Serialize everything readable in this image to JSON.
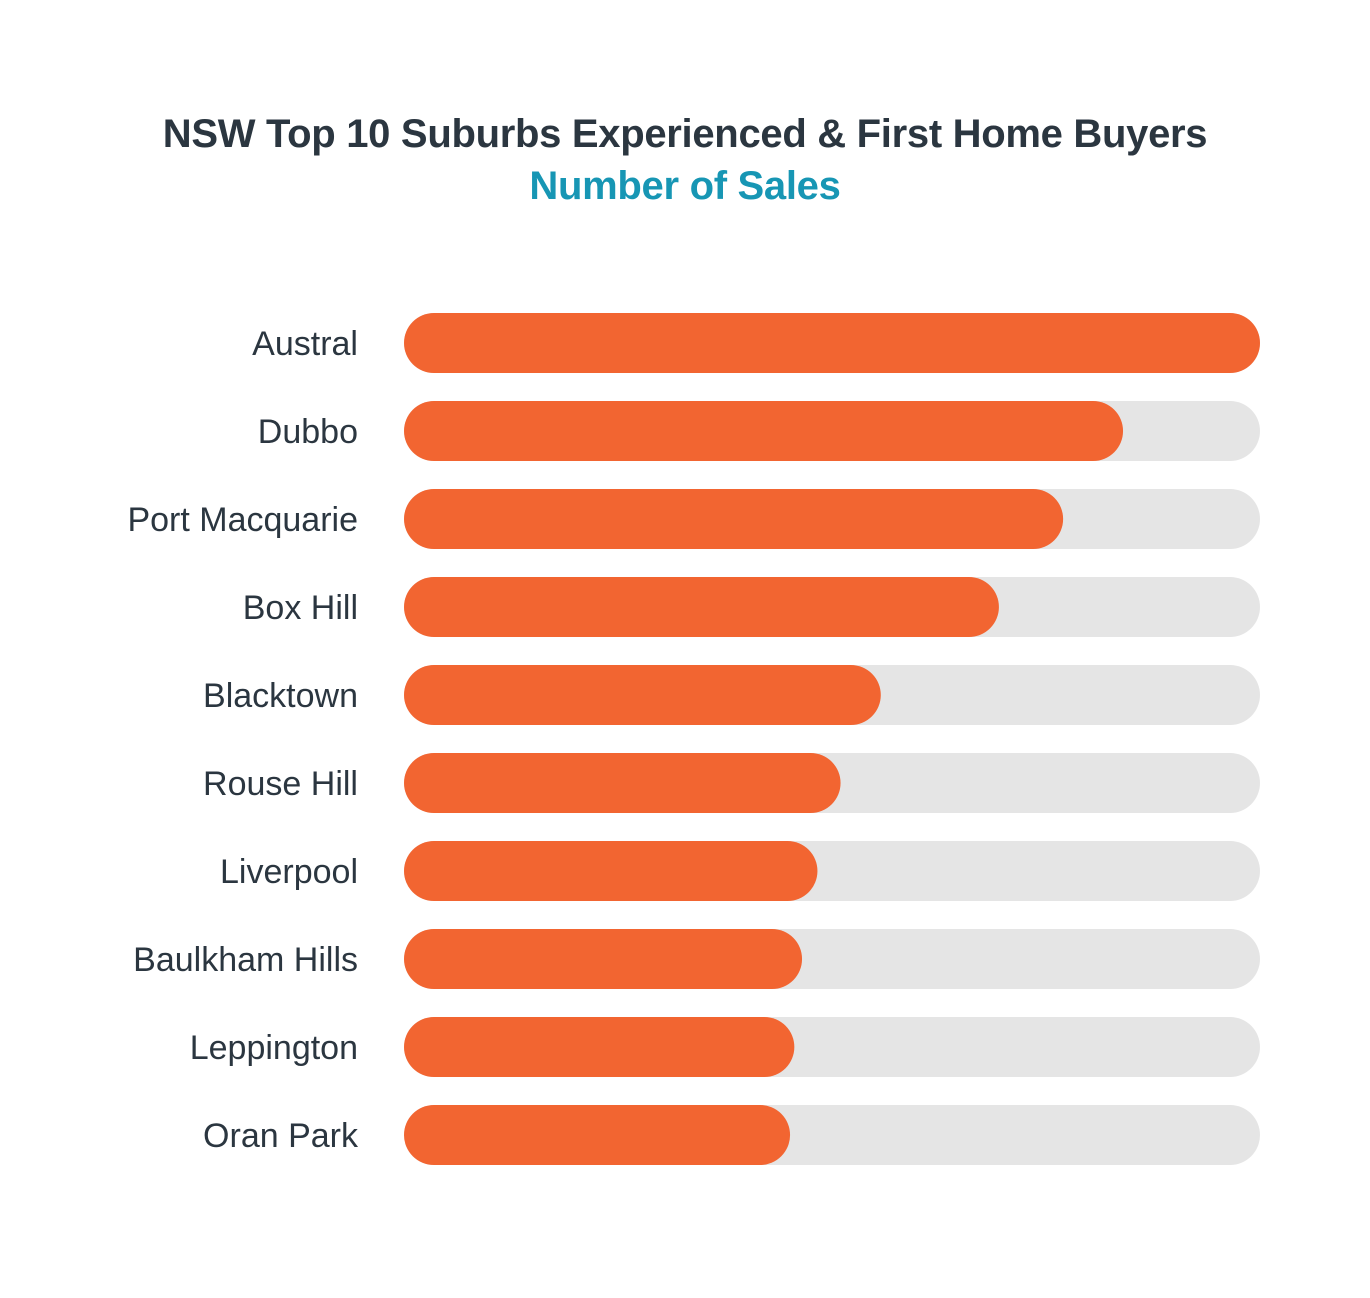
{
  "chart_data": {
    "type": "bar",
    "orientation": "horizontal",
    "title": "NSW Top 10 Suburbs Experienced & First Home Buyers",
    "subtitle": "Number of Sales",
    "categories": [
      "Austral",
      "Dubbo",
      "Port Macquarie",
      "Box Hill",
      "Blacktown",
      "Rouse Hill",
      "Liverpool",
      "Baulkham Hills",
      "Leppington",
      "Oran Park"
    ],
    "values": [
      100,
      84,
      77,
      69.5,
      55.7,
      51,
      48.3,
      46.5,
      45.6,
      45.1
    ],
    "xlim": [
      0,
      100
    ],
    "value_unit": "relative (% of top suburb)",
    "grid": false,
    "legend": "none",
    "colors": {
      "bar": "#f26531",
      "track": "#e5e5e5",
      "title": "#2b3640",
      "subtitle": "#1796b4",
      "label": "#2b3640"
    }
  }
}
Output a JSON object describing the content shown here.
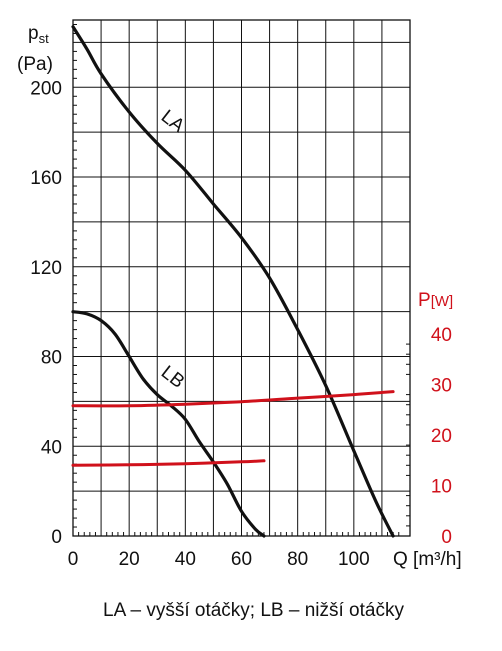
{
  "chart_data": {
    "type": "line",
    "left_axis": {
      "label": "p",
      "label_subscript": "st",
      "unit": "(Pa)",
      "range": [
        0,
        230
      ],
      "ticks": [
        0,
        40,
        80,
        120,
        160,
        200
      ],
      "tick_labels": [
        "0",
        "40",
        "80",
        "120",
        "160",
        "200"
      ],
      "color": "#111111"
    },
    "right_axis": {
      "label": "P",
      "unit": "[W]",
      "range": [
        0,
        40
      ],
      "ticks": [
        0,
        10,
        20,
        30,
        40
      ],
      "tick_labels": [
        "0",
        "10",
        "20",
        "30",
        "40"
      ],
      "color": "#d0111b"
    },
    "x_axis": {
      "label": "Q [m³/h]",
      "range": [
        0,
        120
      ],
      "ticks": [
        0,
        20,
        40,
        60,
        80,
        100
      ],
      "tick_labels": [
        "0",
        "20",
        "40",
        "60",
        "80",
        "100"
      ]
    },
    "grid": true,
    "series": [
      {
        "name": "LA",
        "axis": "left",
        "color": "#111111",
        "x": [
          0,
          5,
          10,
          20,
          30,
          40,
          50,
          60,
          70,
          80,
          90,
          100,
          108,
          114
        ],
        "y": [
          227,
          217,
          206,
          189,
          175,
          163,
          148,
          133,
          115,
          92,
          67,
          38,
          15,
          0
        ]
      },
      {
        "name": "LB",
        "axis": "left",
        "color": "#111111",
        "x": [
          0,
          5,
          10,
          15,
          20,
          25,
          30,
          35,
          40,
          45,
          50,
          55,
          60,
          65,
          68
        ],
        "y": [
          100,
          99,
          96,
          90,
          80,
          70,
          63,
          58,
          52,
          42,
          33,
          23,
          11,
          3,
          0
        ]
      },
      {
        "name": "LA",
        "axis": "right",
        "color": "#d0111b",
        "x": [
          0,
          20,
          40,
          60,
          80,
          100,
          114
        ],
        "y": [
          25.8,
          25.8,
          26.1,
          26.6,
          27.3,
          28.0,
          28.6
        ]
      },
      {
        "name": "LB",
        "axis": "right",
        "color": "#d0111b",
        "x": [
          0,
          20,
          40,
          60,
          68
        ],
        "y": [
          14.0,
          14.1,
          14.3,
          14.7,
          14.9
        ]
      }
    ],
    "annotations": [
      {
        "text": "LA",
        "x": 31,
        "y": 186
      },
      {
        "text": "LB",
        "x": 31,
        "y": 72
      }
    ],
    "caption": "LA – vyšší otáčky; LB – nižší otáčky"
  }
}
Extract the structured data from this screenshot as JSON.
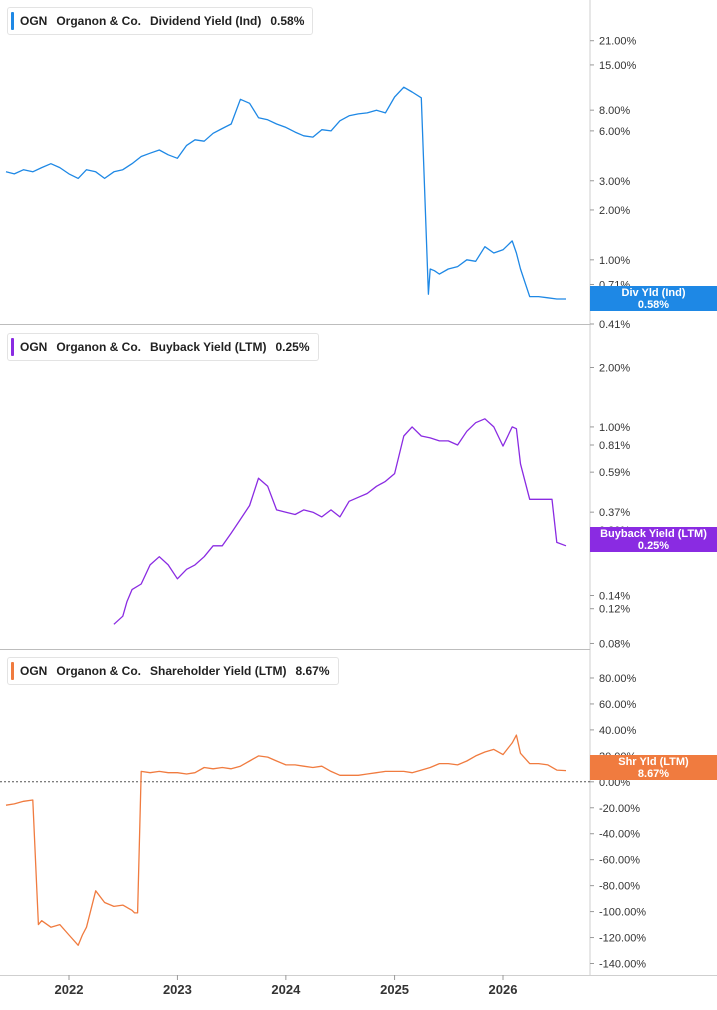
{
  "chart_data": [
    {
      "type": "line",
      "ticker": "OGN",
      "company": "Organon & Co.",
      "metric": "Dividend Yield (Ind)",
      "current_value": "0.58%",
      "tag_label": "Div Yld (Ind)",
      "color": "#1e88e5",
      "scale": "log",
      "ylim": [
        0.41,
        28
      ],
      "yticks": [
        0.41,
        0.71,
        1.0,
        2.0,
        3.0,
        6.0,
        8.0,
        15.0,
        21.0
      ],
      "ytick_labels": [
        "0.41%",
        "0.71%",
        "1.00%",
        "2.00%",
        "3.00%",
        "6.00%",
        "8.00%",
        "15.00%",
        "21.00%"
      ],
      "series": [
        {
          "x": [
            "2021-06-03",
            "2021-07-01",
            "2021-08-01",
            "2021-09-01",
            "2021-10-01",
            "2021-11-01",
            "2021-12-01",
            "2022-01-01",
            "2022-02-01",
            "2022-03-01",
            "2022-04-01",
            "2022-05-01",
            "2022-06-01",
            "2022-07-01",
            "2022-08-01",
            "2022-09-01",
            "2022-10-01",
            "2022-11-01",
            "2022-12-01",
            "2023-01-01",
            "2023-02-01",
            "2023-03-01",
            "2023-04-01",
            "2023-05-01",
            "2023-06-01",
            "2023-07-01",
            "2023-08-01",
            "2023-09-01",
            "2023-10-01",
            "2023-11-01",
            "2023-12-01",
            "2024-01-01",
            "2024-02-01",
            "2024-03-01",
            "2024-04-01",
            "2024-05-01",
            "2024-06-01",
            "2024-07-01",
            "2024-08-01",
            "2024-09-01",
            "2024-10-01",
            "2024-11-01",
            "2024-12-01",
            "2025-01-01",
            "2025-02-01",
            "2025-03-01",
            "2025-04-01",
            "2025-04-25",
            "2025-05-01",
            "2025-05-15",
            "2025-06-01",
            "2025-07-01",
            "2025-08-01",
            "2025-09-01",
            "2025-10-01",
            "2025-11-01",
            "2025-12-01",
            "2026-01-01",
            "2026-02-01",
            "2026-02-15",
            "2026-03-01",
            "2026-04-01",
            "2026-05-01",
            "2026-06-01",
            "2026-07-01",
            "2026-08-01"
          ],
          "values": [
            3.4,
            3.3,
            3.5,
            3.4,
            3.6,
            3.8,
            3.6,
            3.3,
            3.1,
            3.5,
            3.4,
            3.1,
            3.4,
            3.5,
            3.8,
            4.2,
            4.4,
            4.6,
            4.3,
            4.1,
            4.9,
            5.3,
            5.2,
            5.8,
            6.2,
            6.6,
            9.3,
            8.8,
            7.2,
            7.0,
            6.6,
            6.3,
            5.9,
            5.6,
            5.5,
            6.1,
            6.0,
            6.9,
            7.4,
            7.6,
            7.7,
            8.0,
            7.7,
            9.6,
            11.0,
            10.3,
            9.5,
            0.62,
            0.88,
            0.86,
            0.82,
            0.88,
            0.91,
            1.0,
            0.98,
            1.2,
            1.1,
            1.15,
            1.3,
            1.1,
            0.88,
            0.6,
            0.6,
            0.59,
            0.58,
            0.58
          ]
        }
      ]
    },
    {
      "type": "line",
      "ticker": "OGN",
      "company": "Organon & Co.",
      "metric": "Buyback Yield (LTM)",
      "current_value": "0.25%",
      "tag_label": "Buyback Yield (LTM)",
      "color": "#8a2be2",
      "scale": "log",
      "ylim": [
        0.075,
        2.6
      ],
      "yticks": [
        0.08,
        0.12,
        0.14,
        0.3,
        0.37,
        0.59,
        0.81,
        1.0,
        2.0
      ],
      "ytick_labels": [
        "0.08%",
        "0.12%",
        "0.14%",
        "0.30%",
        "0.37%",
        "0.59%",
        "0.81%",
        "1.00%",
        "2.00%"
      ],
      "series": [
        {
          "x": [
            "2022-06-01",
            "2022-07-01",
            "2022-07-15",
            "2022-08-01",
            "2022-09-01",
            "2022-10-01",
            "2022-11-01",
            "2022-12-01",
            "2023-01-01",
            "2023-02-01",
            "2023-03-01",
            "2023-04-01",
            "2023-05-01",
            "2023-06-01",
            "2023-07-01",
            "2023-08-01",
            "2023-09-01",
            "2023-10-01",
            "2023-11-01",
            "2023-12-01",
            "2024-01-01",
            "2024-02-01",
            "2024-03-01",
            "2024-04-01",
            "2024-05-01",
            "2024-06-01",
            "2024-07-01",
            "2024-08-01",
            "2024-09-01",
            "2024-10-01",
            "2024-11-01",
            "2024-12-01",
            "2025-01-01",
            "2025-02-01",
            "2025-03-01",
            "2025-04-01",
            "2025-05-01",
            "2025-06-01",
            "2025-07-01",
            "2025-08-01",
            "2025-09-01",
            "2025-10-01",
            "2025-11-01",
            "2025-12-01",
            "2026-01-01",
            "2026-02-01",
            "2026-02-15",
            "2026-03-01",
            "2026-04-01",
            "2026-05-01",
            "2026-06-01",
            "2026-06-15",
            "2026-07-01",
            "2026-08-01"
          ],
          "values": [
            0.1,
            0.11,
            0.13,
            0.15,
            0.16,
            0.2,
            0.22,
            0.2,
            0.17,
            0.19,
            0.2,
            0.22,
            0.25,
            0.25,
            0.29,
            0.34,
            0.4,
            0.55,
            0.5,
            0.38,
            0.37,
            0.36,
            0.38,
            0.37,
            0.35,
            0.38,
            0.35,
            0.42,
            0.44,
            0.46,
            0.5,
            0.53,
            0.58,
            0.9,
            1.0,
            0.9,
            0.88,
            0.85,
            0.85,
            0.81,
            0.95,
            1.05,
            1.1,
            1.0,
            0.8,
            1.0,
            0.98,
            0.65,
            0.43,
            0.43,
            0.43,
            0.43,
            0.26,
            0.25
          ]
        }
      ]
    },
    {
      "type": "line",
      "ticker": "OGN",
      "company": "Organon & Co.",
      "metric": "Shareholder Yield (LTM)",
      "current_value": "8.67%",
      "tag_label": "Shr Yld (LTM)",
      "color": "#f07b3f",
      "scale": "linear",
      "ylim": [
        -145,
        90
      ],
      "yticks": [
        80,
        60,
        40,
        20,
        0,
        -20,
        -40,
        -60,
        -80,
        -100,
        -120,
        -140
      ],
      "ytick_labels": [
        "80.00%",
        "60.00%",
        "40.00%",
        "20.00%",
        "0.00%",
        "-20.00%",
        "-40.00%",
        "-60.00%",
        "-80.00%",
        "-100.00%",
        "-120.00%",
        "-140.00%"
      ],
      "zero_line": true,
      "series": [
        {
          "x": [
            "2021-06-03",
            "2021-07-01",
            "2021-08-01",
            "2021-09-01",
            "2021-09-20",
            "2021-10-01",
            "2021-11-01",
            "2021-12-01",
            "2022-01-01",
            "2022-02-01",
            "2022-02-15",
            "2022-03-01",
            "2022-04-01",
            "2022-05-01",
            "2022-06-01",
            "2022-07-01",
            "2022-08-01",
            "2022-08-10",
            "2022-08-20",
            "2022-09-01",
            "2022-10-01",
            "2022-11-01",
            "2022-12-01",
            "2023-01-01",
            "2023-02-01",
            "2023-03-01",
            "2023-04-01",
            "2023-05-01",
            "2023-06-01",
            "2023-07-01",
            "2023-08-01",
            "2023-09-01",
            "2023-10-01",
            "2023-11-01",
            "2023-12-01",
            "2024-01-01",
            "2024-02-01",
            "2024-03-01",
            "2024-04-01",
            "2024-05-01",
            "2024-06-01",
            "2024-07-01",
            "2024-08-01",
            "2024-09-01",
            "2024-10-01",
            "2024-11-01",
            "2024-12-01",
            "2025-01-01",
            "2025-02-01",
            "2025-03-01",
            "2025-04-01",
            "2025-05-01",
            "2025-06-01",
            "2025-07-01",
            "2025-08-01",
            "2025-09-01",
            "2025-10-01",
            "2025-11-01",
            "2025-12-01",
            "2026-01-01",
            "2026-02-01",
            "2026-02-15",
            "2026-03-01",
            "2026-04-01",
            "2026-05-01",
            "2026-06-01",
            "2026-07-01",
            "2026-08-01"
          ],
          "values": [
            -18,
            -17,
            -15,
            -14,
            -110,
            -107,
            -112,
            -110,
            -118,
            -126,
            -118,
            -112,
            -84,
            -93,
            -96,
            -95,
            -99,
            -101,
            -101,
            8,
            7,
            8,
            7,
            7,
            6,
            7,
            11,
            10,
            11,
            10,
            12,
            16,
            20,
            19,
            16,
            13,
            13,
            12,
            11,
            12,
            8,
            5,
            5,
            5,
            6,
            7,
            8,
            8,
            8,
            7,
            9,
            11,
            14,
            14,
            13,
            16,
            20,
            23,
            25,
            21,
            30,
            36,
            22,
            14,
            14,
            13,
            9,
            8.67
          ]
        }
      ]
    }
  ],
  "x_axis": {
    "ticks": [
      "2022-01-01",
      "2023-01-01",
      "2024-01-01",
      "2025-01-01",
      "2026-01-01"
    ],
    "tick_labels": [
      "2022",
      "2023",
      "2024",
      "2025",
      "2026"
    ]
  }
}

===

● **WHAT THE EXERCISE ASKS**
Gather up the lines containing the word "Yield" from these records and copy them.

● **THE RESULT**
      "metric": "Dividend Yield (Ind)",
      "metric": "Buyback Yield (LTM)",
      "tag_label": "Buyback Yield (LTM)",
      "metric": "Shareholder Yield (LTM)",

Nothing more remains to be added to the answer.